++++ ITEMS

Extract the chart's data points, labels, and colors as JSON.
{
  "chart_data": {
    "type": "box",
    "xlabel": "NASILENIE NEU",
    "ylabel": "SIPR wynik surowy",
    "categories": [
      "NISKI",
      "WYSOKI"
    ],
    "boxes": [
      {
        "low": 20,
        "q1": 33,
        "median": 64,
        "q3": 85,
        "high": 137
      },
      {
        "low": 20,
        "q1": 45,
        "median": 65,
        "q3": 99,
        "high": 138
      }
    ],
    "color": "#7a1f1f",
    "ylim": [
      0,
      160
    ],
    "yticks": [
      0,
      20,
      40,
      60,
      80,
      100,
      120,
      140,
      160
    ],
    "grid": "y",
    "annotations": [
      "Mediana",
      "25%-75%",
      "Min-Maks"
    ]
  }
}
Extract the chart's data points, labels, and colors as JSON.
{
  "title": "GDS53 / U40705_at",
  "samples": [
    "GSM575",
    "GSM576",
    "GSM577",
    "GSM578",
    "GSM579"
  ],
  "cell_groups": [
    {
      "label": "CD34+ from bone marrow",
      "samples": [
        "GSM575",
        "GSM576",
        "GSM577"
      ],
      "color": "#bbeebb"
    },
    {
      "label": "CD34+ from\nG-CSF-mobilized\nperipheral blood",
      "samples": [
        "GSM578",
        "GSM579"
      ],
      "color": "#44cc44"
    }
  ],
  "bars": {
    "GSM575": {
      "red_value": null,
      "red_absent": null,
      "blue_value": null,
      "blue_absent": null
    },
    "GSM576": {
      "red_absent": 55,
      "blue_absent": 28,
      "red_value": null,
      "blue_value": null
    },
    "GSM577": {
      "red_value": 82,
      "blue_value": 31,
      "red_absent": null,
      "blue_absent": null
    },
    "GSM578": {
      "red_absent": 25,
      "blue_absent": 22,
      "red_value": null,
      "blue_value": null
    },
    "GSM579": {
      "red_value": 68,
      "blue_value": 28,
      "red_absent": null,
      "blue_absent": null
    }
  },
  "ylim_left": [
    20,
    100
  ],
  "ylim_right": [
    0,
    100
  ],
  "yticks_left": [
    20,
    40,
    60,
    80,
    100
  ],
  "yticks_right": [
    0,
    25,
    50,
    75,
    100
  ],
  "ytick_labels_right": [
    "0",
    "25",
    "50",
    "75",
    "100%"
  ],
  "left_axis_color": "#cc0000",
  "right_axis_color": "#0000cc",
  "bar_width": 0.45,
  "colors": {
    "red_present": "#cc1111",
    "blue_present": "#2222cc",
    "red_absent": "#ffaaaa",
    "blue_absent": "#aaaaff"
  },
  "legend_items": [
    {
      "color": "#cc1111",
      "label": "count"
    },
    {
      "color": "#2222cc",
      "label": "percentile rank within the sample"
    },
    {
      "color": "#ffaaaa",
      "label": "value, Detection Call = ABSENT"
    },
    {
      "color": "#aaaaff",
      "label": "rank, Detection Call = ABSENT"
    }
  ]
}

++++++++

» **DIRECTION**
Among the lines of the records above, count those holding the string "rank", and report only the number.

» **THE RESULT**
2